Stored data:
****************************************

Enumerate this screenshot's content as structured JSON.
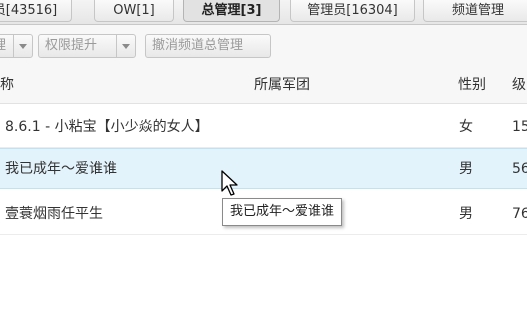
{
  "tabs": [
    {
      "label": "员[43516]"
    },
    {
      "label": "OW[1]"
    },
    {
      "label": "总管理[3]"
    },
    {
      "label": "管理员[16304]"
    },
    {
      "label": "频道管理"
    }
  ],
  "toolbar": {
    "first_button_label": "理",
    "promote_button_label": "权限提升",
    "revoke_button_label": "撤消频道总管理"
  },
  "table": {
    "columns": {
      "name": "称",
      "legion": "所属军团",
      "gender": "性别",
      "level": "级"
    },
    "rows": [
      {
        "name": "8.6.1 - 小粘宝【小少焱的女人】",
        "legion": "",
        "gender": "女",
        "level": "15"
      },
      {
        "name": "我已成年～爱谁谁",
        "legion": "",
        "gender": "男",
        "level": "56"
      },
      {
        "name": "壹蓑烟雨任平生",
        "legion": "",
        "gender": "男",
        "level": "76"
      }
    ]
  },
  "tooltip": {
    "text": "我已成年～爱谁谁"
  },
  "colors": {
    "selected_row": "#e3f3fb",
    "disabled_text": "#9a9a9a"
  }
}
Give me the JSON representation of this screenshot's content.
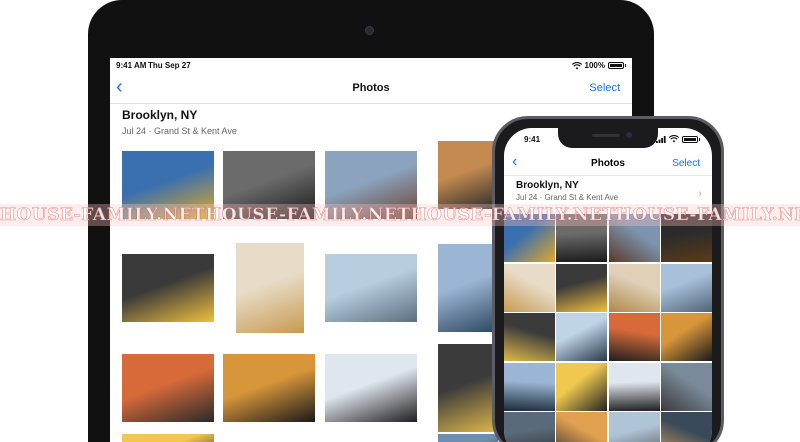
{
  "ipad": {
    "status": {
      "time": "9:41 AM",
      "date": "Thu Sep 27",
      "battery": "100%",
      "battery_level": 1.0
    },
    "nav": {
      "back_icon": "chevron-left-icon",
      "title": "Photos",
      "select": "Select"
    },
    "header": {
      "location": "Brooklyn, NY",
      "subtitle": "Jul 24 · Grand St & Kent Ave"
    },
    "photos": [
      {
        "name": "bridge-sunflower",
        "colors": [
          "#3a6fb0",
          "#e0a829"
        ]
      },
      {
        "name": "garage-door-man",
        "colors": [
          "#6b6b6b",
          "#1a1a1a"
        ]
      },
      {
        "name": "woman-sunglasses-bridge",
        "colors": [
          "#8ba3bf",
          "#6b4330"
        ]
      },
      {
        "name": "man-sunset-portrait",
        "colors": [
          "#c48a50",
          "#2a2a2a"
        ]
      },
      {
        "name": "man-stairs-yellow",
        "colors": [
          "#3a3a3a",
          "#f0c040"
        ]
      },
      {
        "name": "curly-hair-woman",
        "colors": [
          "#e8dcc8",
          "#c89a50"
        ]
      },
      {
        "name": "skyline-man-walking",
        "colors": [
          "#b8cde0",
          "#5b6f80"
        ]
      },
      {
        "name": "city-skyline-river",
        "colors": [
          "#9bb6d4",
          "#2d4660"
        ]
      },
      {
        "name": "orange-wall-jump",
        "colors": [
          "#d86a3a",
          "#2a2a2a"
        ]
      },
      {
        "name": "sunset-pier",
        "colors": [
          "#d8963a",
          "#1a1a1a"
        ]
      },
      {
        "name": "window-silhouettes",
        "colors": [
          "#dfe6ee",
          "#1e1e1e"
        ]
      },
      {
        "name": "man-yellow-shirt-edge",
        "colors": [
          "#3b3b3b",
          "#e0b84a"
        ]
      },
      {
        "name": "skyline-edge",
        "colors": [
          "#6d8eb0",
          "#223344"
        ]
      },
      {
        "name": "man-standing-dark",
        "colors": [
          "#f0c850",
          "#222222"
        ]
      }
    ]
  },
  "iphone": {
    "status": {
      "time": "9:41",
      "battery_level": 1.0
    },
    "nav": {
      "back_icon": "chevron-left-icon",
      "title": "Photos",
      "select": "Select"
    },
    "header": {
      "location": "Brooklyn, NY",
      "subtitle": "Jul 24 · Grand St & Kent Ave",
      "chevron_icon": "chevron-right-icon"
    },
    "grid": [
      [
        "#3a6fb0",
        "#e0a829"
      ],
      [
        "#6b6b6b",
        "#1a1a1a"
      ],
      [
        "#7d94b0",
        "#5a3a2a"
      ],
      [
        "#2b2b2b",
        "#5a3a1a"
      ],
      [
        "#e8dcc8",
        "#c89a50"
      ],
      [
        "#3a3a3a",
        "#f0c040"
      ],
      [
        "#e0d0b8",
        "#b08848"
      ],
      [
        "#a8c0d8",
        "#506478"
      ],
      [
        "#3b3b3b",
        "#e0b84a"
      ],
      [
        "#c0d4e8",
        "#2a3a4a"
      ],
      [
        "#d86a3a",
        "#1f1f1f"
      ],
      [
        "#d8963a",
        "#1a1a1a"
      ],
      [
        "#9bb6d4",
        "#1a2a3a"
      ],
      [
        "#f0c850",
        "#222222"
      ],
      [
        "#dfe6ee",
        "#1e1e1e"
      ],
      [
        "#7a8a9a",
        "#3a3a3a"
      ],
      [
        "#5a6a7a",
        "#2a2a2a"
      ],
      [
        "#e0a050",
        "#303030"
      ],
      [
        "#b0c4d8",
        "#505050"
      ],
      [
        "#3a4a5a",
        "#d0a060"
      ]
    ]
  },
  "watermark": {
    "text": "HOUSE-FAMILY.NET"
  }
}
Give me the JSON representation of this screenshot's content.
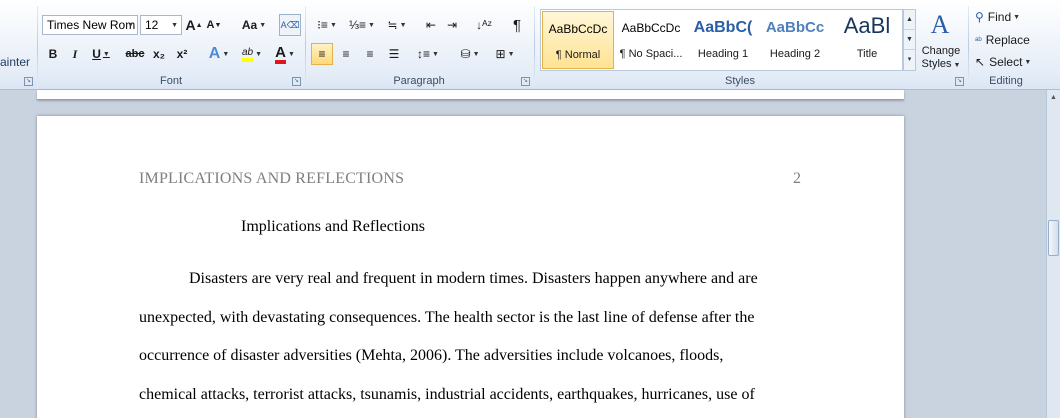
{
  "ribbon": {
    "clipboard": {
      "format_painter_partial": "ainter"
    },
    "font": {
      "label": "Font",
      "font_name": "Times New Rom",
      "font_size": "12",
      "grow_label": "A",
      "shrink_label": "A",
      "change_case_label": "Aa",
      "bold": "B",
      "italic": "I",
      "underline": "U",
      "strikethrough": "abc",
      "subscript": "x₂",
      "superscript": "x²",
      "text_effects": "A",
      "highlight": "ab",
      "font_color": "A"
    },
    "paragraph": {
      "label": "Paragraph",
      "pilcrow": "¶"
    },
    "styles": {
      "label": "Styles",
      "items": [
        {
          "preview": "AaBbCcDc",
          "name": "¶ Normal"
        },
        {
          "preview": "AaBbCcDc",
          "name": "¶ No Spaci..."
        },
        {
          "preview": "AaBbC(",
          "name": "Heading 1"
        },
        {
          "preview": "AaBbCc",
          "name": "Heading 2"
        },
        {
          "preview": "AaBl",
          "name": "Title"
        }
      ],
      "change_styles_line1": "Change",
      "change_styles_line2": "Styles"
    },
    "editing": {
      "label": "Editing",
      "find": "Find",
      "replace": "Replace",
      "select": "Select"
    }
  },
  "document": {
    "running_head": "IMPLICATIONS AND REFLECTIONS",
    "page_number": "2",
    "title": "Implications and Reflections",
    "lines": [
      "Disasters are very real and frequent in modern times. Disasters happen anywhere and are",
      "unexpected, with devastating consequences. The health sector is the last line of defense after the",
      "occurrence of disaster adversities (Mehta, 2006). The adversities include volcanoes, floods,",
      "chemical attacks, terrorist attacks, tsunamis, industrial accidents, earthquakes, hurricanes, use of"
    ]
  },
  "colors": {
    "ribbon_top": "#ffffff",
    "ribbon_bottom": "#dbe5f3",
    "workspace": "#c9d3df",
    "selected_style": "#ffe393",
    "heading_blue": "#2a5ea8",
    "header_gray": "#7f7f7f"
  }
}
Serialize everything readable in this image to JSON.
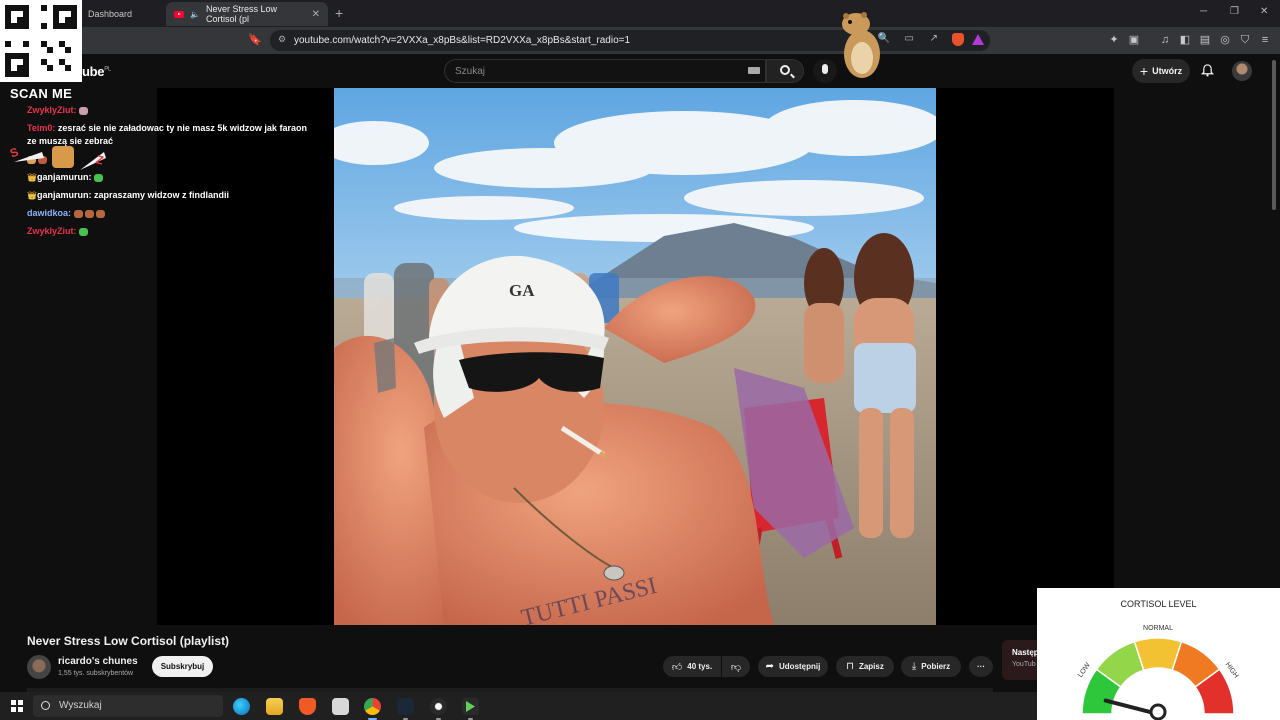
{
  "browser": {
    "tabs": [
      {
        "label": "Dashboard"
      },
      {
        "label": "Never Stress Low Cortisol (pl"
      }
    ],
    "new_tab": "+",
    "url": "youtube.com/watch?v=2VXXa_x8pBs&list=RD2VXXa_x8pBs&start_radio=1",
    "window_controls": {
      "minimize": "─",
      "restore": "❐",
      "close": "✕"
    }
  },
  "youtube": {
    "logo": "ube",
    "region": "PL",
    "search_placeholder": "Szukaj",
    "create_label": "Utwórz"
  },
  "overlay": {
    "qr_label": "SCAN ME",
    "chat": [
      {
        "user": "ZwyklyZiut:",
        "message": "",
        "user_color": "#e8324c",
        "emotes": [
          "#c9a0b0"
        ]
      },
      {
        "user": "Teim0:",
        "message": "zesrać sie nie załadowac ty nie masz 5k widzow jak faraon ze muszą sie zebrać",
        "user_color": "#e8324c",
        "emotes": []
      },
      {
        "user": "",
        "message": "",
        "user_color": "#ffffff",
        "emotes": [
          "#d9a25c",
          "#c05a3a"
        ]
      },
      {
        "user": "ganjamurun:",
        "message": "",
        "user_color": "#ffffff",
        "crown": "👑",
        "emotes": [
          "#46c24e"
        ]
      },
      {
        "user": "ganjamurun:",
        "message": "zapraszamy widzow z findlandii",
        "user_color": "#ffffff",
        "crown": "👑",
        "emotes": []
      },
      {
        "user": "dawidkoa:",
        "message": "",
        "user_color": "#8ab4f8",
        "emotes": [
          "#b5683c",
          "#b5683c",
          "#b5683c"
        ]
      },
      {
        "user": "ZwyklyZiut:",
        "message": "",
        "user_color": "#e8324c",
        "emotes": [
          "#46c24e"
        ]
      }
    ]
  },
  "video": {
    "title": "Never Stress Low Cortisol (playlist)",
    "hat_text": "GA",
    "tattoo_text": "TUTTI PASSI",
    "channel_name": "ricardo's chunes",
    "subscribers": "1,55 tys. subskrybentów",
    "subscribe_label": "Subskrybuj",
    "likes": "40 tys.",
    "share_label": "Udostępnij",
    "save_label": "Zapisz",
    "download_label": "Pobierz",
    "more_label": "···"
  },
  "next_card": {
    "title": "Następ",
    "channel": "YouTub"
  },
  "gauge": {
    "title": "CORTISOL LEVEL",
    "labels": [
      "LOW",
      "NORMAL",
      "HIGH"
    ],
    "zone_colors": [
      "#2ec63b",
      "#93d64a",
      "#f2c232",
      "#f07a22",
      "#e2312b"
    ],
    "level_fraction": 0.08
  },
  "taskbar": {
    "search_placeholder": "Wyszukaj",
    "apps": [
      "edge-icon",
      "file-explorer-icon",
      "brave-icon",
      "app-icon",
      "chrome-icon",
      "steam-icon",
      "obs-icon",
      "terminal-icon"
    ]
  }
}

****************************************

## Goal
Tally up the lines in the records containing the word "Kent", then give the count and nothing else.

## Complete answer
2